▶ **Task objective**: Check every line for the word "животных" and state how many lines have it. Reply with the number alone.

- - - - -

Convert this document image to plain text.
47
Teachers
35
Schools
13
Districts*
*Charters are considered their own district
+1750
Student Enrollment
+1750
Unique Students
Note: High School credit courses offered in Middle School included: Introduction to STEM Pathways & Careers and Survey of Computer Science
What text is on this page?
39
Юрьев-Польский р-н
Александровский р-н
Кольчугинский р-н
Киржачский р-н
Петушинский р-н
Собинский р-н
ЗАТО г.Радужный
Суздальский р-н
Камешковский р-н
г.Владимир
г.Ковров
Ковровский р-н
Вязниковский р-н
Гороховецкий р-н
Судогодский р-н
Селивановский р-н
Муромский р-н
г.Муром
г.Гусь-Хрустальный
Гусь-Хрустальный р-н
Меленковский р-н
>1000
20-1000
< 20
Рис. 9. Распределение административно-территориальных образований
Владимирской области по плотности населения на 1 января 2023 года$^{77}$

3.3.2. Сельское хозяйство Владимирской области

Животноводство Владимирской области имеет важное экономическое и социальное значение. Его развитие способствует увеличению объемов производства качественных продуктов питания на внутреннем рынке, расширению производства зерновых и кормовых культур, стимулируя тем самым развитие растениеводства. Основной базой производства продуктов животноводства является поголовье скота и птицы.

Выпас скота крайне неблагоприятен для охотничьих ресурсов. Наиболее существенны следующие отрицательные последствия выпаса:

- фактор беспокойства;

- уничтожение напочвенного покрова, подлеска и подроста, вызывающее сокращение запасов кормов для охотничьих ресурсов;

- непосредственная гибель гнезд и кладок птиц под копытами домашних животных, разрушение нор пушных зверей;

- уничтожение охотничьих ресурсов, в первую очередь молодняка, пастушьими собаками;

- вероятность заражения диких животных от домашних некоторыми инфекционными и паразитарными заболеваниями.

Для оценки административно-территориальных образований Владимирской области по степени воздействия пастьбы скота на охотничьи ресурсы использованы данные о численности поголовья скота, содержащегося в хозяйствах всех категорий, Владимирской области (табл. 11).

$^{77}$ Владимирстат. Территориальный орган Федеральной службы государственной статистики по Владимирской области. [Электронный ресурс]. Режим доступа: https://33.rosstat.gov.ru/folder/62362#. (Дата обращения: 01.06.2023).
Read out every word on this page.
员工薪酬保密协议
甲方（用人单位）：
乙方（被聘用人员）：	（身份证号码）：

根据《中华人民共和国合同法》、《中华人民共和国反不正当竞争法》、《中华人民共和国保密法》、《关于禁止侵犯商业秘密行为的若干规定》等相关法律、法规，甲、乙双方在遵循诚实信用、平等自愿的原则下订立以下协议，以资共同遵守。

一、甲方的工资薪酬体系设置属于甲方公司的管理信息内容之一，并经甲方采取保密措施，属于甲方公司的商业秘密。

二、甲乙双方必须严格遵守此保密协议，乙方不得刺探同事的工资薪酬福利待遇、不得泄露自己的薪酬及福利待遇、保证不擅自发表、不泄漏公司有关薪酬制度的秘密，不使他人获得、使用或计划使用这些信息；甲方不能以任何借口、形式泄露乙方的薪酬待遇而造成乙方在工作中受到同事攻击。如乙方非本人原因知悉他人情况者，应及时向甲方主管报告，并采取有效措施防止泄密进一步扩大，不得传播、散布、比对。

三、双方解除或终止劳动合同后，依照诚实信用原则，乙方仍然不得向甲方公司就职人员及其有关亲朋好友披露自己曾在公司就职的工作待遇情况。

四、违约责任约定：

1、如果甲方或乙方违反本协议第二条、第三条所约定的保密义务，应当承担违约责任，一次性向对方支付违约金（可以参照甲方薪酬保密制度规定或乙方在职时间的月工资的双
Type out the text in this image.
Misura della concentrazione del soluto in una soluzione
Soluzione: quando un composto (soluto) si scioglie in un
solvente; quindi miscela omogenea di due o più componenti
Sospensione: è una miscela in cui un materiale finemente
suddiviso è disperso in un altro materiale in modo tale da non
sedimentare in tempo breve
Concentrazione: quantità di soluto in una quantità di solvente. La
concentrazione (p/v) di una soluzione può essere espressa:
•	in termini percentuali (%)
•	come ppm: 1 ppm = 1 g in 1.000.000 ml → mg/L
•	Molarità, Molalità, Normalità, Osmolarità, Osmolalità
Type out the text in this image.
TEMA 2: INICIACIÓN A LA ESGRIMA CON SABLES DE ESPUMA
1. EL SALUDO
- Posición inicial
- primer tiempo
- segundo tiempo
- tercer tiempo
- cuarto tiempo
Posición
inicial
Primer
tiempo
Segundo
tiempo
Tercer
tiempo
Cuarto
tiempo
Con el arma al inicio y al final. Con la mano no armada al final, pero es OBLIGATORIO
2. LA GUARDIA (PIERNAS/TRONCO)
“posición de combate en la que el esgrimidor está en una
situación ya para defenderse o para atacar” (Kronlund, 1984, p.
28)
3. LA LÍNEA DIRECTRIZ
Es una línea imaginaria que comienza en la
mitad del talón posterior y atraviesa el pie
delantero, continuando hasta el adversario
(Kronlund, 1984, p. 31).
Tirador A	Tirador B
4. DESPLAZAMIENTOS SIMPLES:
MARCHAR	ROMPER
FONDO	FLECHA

- - - - -

▶ **Response**: 2